> [Work instructions]
Count the lines in the items below that contain the string "title" and reply with the number alone.

Layout annotation items:
--------------------------------------------------

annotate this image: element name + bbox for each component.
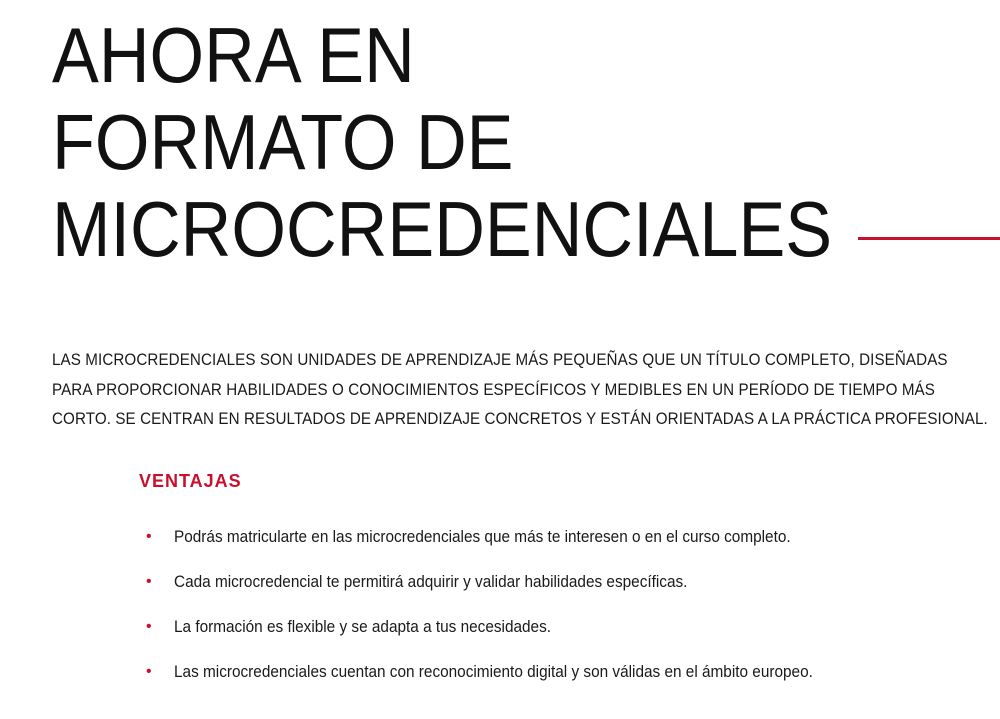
page-title-line-2: FORMATO DE — [52, 98, 514, 186]
page-title — [52, 12, 832, 273]
benefit-text: Las microcredenciales cuentan con reconocimiento digital y son válidas en el ámbito europeo. — [174, 663, 813, 681]
benefits-list — [139, 524, 959, 704]
bullet-icon: • — [146, 663, 152, 680]
page-title-line-3: MICROCREDENCIALES — [52, 185, 833, 273]
bullet-icon: • — [146, 528, 152, 545]
list-item — [139, 659, 959, 704]
bullet-icon: • — [146, 618, 152, 635]
bullet-icon: • — [146, 573, 152, 590]
benefits-heading: VENTAJAS — [139, 471, 242, 491]
page-title-line-1: AHORA EN — [52, 11, 415, 99]
benefit-text: Podrás matricularte en las microcredenciales que más te interesen o en el curso completo. — [174, 528, 791, 546]
benefit-text: La formación es flexible y se adapta a tus necesidades. — [174, 618, 552, 636]
benefit-text: Cada microcredencial te permitirá adquirir y validar habilidades específicas. — [174, 573, 688, 591]
list-item — [139, 524, 959, 569]
list-item — [139, 569, 959, 614]
accent-divider — [858, 237, 1000, 240]
list-item — [139, 614, 959, 659]
intro-paragraph: LAS MICROCREDENCIALES SON UNIDADES DE APRENDIZAJE MÁS PEQUEÑAS QUE UN TÍTULO COMPLETO, DISEÑADAS PARA PROPORCIONAR HABILIDADES O CONOCIMIENTOS ESPECÍFICOS Y MEDIBLES EN UN PERÍODO DE TIEMPO MÁS CORTO. SE CENTRAN EN RESULTADOS DE APRENDIZAJE CONCRETOS Y ESTÁN ORIENTADAS A LA PRÁCTICA PROFESIONAL. — [52, 351, 988, 428]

--------------------------------------------------

> [Exercise solution]
4